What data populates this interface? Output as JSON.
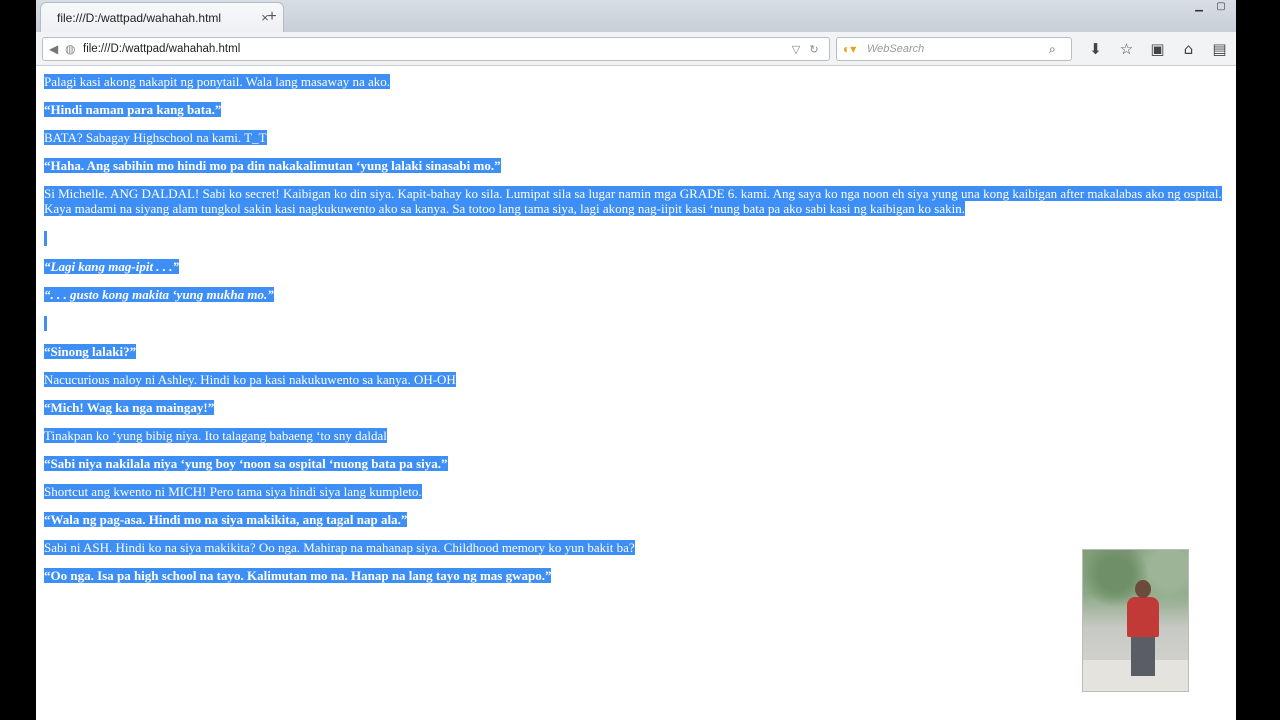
{
  "browser": {
    "tab_title": "file:///D:/wattpad/wahahah.html",
    "tab_close": "×",
    "new_tab": "+",
    "url": "file:///D:/wattpad/wahahah.html",
    "search_placeholder": "WebSearch",
    "icons": [
      "download-icon",
      "star-icon",
      "clipboard-icon",
      "home-icon",
      "gift-icon"
    ]
  },
  "paragraphs": [
    {
      "text": "Palagi kasi akong nakapit ng ponytail. Wala lang masaway na ako.",
      "style": "normal"
    },
    {
      "text": "“Hindi naman para kang bata.”",
      "style": "bold"
    },
    {
      "text": "BATA? Sabagay Highschool na kami. T_T",
      "style": "normal"
    },
    {
      "text": "“Haha. Ang sabihin mo hindi mo pa din nakakalimutan ‘yung lalaki sinasabi mo.”",
      "style": "bold"
    },
    {
      "text": "Si Michelle. ANG DALDAL! Sabi ko secret! Kaibigan ko din siya. Kapit-bahay ko sila. Lumipat sila sa lugar namin mga GRADE 6. kami. Ang saya ko nga noon eh siya yung una kong kaibigan after makalabas ako ng ospital. Kaya madami na siyang alam tungkol sakin kasi nagkukuwento ako sa kanya. Sa totoo lang tama siya, lagi akong nag-iipit kasi ‘nung bata pa ako sabi kasi ng kaibigan ko sakin.",
      "style": "normal"
    },
    {
      "text": "",
      "style": "caret"
    },
    {
      "text": "“Lagi kang mag-ipit . . .”",
      "style": "bolditalic"
    },
    {
      "text": "“. . . gusto kong makita ‘yung mukha mo.”",
      "style": "bolditalic"
    },
    {
      "text": "",
      "style": "caret"
    },
    {
      "text": "“Sinong lalaki?”",
      "style": "bold"
    },
    {
      "text": "Nacucurious naloy ni Ashley. Hindi ko pa kasi nakukuwento sa kanya. OH-OH",
      "style": "normal"
    },
    {
      "text": "“Mich! Wag ka nga maingay!”",
      "style": "bold"
    },
    {
      "text": "Tinakpan ko ‘yung bibig niya. Ito talagang babaeng ‘to sny daldal",
      "style": "normal"
    },
    {
      "text": "“Sabi niya nakilala niya ‘yung boy ‘noon sa ospital ‘nuong bata pa siya.”",
      "style": "bold"
    },
    {
      "text": "Shortcut ang kwento ni MICH! Pero tama siya hindi siya lang kumpleto.",
      "style": "normal"
    },
    {
      "text": "“Wala ng pag-asa. Hindi mo na siya makikita, ang tagal nap ala.”",
      "style": "bold"
    },
    {
      "text": "Sabi ni ASH. Hindi ko na siya makikita? Oo nga. Mahirap na mahanap siya. Childhood memory ko yun bakit ba?",
      "style": "normal"
    },
    {
      "text": "“Oo nga. Isa pa high school na tayo. Kalimutan mo na. Hanap na lang tayo ng mas gwapo.”",
      "style": "bold"
    }
  ]
}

════

■ **What the task requires**:
Looking at the entries above, how many lines contain the word "wattpad"? Answer with the number alone.

■ **Response**:
2